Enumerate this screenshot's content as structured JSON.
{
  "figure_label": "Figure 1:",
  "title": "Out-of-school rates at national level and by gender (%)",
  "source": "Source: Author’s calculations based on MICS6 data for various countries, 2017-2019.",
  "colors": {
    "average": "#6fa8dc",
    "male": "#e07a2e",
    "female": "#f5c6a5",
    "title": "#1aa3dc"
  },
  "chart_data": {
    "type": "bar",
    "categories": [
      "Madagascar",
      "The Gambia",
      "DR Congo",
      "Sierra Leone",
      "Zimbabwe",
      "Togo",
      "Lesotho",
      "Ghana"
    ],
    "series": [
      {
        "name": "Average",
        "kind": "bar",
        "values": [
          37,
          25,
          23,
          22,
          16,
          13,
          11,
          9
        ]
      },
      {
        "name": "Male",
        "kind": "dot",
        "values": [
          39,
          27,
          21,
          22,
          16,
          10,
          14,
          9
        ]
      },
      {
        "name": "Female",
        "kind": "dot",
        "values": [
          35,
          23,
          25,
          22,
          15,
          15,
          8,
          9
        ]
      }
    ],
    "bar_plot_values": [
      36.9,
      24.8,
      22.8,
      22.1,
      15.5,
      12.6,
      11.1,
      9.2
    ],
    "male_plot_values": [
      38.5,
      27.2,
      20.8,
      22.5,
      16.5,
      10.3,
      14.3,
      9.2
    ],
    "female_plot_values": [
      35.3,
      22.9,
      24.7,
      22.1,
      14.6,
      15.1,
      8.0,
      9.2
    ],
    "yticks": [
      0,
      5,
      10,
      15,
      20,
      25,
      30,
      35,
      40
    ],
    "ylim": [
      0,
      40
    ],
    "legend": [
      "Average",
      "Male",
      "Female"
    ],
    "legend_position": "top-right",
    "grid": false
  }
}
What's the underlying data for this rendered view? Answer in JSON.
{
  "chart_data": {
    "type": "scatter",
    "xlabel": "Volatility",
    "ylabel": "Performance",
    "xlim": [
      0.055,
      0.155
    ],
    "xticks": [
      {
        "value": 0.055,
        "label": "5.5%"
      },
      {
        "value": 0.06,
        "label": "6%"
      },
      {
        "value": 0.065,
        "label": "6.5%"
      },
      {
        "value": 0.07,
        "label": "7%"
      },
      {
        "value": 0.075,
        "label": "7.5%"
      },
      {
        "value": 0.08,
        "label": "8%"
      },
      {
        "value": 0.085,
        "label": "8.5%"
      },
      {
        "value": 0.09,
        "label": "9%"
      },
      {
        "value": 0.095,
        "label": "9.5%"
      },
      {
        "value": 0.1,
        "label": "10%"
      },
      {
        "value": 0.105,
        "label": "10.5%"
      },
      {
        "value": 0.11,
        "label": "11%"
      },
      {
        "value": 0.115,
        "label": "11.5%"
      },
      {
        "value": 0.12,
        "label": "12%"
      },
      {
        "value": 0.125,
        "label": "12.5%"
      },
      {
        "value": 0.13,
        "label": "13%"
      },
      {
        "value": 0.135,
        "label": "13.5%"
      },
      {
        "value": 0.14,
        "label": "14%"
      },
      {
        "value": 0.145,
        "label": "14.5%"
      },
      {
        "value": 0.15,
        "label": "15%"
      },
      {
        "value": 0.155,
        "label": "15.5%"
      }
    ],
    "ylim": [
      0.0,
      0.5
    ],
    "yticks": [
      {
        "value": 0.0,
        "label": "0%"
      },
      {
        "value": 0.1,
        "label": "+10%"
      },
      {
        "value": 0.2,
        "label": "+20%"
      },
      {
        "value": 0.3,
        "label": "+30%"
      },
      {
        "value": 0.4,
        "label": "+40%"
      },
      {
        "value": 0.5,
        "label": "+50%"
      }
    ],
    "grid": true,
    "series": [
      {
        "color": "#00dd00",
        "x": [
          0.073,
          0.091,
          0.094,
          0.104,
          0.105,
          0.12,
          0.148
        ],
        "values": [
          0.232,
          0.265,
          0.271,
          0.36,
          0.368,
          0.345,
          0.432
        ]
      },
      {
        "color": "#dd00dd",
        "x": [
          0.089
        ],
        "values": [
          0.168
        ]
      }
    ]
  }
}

◆ ◆ ◆ ◆ ◆ ◆ ◆

Copy out the data shown above without altering anything.

- [SOLUTION TO THIS PROBLEM]:
Enumerate this screenshot's content as structured JSON.
{
  "figure_label": "Figure 1:",
  "title": "Out-of-school rates at national level and by gender (%)",
  "source": "Source: Author’s calculations based on MICS6 data for various countries, 2017-2019.",
  "colors": {
    "average": "#6fa8dc",
    "male": "#e07a2e",
    "female": "#f5c6a5",
    "title": "#1aa3dc"
  },
  "chart_data": {
    "type": "bar",
    "categories": [
      "Madagascar",
      "The Gambia",
      "DR Congo",
      "Sierra Leone",
      "Zimbabwe",
      "Togo",
      "Lesotho",
      "Ghana"
    ],
    "series": [
      {
        "name": "Average",
        "kind": "bar",
        "values": [
          37,
          25,
          23,
          22,
          16,
          13,
          11,
          9
        ]
      },
      {
        "name": "Male",
        "kind": "dot",
        "values": [
          39,
          27,
          21,
          22,
          16,
          10,
          14,
          9
        ]
      },
      {
        "name": "Female",
        "kind": "dot",
        "values": [
          35,
          23,
          25,
          22,
          15,
          15,
          8,
          9
        ]
      }
    ],
    "bar_plot_values": [
      36.9,
      24.8,
      22.8,
      22.1,
      15.5,
      12.6,
      11.1,
      9.2
    ],
    "male_plot_values": [
      38.5,
      27.2,
      20.8,
      22.5,
      16.5,
      10.3,
      14.3,
      9.2
    ],
    "female_plot_values": [
      35.3,
      22.9,
      24.7,
      22.1,
      14.6,
      15.1,
      8.0,
      9.2
    ],
    "yticks": [
      0,
      5,
      10,
      15,
      20,
      25,
      30,
      35,
      40
    ],
    "ylim": [
      0,
      40
    ],
    "legend": [
      "Average",
      "Male",
      "Female"
    ],
    "legend_position": "top-right",
    "grid": false
  }
}
What's the underlying data for this rendered view? Answer in JSON.
{
  "chart_data": {
    "type": "scatter",
    "xlabel": "Volatility",
    "ylabel": "Performance",
    "xlim": [
      0.055,
      0.155
    ],
    "xticks": [
      {
        "value": 0.055,
        "label": "5.5%"
      },
      {
        "value": 0.06,
        "label": "6%"
      },
      {
        "value": 0.065,
        "label": "6.5%"
      },
      {
        "value": 0.07,
        "label": "7%"
      },
      {
        "value": 0.075,
        "label": "7.5%"
      },
      {
        "value": 0.08,
        "label": "8%"
      },
      {
        "value": 0.085,
        "label": "8.5%"
      },
      {
        "value": 0.09,
        "label": "9%"
      },
      {
        "value": 0.095,
        "label": "9.5%"
      },
      {
        "value": 0.1,
        "label": "10%"
      },
      {
        "value": 0.105,
        "label": "10.5%"
      },
      {
        "value": 0.11,
        "label": "11%"
      },
      {
        "value": 0.115,
        "label": "11.5%"
      },
      {
        "value": 0.12,
        "label": "12%"
      },
      {
        "value": 0.125,
        "label": "12.5%"
      },
      {
        "value": 0.13,
        "label": "13%"
      },
      {
        "value": 0.135,
        "label": "13.5%"
      },
      {
        "value": 0.14,
        "label": "14%"
      },
      {
        "value": 0.145,
        "label": "14.5%"
      },
      {
        "value": 0.15,
        "label": "15%"
      },
      {
        "value": 0.155,
        "label": "15.5%"
      }
    ],
    "ylim": [
      0.0,
      0.5
    ],
    "yticks": [
      {
        "value": 0.0,
        "label": "0%"
      },
      {
        "value": 0.1,
        "label": "+10%"
      },
      {
        "value": 0.2,
        "label": "+20%"
      },
      {
        "value": 0.3,
        "label": "+30%"
      },
      {
        "value": 0.4,
        "label": "+40%"
      },
      {
        "value": 0.5,
        "label": "+50%"
      }
    ],
    "grid": true,
    "series": [
      {
        "color": "#00dd00",
        "x": [
          0.073,
          0.091,
          0.094,
          0.104,
          0.105,
          0.12,
          0.148
        ],
        "values": [
          0.232,
          0.265,
          0.271,
          0.36,
          0.368,
          0.345,
          0.432
        ]
      },
      {
        "color": "#dd00dd",
        "x": [
          0.089
        ],
        "values": [
          0.168
        ]
      }
    ]
  }
}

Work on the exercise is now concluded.